Ma chiediamo anche che questa giustizia ispiri tanti “giudici” del nostro tempo; che sia una testimonianza per coloro che dovrebbero ascoltare il grido dei poveri e degli oppressi, degli orfani e delle vedove, delle categorie di più fragili e piccole dei nostri tempi, senza scartare, sopprimere o ignorare. Perché essi possano essere mossi non da sentimenti di insofferenza, come quelli del giudice disonesto, ma di correttezza, rispetto e profonda compassione. Chiediamo che sia mosso il cuore dei grandi della terra, di coloro che decidono le sorti dei popoli, di coloro che ci governano. Chiediamo nella preghiera che un cuore come quello dei nostri caduti cresca in tutti coloro che hanno la responsabilità della cosa pubblica, della città dell’uomo, della politica, perché si edifichi un mondo migliore.

——

Obiettivo:
Puoi riportare parola per parola il passo del testo fornito che va da “Ma chiediamo anche” a “un mondo migliore.”? Le righe dei dati non hanno alcun legame con il testo fornito.

——

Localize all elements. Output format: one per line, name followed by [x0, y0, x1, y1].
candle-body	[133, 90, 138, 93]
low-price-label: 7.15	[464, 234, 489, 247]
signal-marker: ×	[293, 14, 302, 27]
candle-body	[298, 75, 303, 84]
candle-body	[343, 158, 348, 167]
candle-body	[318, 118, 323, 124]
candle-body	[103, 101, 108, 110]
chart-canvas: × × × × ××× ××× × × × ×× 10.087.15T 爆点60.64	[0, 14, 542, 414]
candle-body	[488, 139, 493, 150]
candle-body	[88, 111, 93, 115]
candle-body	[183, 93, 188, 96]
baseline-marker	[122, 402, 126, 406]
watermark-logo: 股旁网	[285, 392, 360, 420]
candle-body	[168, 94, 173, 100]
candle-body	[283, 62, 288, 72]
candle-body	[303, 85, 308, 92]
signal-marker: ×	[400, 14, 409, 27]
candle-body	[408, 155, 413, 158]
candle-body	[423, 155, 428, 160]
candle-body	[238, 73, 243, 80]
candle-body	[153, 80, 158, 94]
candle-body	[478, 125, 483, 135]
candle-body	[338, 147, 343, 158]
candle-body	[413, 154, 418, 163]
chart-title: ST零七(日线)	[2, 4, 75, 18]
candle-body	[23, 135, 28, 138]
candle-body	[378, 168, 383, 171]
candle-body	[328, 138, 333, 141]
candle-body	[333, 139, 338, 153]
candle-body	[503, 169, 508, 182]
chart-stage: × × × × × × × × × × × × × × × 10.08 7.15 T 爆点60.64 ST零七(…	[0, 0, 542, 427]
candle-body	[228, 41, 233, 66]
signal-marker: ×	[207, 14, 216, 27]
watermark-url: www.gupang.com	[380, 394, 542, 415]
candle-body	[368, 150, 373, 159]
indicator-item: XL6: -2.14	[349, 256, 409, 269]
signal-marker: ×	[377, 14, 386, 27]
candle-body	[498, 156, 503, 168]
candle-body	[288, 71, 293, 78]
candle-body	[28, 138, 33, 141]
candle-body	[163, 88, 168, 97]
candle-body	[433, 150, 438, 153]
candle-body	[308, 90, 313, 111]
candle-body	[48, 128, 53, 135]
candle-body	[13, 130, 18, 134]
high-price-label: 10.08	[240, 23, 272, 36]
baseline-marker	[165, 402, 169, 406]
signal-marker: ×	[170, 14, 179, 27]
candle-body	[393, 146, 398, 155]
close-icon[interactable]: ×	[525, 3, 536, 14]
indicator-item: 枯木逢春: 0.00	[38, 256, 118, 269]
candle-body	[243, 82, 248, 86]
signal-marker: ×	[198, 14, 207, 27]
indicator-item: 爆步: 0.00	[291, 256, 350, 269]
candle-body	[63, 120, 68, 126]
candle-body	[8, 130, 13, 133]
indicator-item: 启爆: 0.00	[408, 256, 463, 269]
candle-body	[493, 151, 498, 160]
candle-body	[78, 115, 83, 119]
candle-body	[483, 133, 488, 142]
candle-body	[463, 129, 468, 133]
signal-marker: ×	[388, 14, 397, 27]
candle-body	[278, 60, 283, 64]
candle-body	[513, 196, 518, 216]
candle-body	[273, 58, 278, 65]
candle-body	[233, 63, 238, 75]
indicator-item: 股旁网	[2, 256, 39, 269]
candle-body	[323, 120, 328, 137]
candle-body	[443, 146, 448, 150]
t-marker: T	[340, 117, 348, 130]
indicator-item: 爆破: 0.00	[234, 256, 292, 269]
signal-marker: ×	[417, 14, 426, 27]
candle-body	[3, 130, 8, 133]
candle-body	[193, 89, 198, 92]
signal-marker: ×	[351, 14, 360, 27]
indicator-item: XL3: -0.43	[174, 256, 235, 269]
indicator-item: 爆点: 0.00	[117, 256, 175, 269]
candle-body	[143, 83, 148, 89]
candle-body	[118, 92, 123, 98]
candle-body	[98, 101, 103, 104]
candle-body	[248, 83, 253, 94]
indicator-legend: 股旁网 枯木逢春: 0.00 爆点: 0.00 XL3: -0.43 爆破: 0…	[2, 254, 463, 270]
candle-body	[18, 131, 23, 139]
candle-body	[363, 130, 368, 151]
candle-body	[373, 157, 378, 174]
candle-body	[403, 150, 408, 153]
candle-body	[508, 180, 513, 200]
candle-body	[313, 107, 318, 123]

——

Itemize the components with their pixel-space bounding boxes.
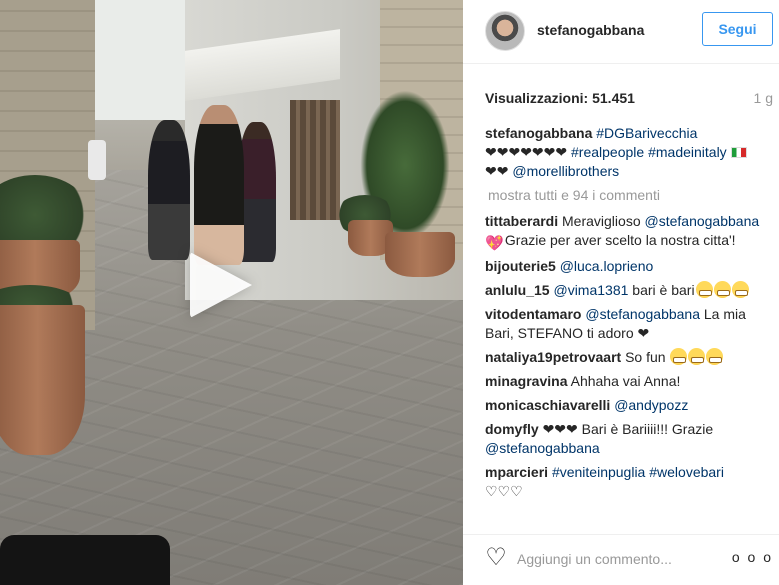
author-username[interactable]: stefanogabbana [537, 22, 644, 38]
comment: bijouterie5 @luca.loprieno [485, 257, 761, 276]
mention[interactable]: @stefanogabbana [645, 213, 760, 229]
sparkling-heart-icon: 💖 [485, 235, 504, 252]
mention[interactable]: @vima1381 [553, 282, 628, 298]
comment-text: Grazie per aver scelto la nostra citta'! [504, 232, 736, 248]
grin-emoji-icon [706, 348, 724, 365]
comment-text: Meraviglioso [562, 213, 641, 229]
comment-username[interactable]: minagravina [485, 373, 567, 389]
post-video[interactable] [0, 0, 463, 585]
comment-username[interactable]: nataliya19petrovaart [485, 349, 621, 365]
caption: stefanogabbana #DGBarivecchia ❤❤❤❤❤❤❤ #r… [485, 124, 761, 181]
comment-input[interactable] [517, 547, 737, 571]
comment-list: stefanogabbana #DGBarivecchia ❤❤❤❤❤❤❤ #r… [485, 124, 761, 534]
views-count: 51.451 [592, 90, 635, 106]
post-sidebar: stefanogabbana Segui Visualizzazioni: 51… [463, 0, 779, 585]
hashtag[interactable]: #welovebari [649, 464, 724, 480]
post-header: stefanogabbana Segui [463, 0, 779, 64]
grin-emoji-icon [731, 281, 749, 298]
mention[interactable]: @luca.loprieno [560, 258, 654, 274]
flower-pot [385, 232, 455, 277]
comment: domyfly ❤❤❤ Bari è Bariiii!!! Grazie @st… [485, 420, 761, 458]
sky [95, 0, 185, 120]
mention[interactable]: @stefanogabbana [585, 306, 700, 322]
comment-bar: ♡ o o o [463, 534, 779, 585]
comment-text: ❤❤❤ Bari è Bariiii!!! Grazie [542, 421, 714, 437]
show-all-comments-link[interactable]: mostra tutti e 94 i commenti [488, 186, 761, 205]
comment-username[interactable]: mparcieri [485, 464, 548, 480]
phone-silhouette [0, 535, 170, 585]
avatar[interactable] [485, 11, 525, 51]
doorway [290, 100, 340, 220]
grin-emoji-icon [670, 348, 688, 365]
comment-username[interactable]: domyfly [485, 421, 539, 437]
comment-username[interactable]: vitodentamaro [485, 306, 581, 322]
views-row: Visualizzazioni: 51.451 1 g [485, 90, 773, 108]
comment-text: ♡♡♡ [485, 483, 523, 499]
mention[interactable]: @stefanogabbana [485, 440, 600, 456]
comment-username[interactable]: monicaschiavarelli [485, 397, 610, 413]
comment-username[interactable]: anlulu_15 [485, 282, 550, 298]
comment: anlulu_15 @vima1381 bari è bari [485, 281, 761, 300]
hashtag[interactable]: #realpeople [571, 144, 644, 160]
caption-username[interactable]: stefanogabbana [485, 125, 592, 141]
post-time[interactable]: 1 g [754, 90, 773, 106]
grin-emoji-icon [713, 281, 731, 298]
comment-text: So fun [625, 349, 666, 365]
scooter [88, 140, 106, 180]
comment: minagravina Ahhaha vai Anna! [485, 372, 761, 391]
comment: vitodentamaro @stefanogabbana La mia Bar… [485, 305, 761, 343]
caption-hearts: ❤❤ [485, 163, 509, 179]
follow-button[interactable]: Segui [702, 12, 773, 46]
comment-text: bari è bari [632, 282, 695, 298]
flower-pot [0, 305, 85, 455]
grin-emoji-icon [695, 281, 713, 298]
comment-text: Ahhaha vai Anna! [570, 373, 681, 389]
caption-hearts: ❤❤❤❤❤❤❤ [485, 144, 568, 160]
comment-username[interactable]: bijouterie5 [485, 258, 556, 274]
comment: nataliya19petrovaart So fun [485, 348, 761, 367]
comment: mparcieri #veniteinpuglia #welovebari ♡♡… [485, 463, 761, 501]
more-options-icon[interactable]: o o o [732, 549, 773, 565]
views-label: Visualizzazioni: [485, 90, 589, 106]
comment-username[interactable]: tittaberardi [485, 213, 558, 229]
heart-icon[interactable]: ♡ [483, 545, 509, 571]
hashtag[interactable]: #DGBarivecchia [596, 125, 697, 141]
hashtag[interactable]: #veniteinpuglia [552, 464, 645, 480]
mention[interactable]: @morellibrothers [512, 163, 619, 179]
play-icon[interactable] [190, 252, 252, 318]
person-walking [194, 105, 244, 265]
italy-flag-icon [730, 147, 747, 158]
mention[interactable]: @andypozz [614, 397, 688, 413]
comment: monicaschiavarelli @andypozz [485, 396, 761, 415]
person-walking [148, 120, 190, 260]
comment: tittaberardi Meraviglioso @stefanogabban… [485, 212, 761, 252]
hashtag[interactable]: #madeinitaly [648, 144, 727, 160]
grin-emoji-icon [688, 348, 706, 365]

——

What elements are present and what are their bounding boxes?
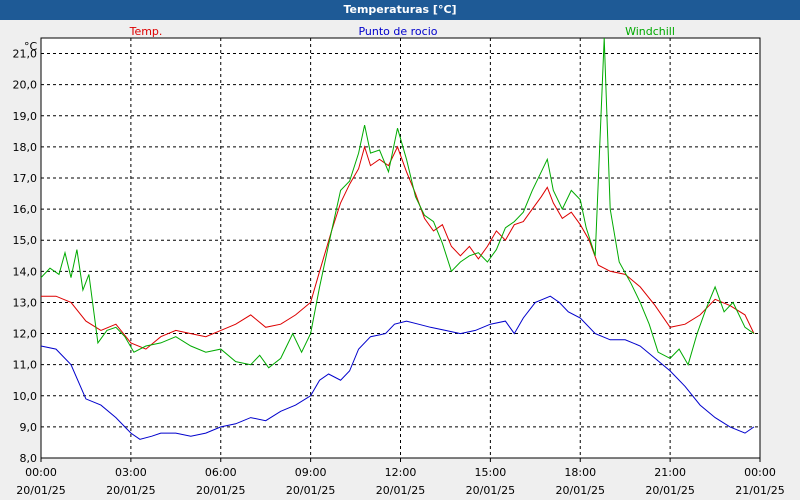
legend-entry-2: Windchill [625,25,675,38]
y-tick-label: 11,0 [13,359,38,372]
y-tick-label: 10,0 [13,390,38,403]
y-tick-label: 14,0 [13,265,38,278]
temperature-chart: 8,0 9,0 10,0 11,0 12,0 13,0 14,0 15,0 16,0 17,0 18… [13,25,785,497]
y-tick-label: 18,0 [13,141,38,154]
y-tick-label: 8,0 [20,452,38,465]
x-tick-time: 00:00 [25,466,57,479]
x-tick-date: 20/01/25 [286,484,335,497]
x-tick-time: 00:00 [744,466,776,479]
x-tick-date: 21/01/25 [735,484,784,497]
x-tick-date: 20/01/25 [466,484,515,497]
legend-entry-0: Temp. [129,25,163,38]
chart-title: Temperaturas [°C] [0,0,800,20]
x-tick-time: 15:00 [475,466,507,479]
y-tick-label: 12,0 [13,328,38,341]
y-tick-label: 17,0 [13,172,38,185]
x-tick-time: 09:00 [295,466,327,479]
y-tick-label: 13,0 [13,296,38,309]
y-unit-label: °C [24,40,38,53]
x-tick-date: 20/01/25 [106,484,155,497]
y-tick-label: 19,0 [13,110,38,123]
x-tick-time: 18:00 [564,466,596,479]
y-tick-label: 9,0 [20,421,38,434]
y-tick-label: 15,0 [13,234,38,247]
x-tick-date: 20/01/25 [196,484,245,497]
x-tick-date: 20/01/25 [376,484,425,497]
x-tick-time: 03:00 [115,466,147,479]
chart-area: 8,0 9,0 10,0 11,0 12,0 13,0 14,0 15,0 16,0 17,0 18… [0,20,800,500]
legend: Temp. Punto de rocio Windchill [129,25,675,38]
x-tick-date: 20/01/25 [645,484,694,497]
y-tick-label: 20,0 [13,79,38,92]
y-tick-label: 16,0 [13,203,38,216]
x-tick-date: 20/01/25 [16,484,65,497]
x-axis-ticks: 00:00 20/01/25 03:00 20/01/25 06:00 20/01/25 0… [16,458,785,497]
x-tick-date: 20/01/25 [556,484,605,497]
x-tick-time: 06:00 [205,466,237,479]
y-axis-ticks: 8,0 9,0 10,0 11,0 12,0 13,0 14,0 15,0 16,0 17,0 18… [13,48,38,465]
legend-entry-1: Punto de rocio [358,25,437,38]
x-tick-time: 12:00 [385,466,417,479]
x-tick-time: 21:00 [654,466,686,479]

——

Risposta completa:
Ma chiediamo anche che questa giustizia ispiri tanti “giudici” del nostro tempo; che sia una testimonianza per coloro che dovrebbero ascoltare il grido dei poveri e degli oppressi, degli orfani e delle vedove, delle categorie di più fragili e piccole dei nostri tempi, senza scartare, sopprimere o ignorare. Perché essi possano essere mossi non da sentimenti di insofferenza, come quelli del giudice disonesto, ma di correttezza, rispetto e profonda compassione. Chiediamo che sia mosso il cuore dei grandi della terra, di coloro che decidono le sorti dei popoli, di coloro che ci governano. Chiediamo nella preghiera che un cuore come quello dei nostri caduti cresca in tutti coloro che hanno la responsabilità della cosa pubblica, della città dell’uomo, della politica, perché si edifichi un mondo migliore.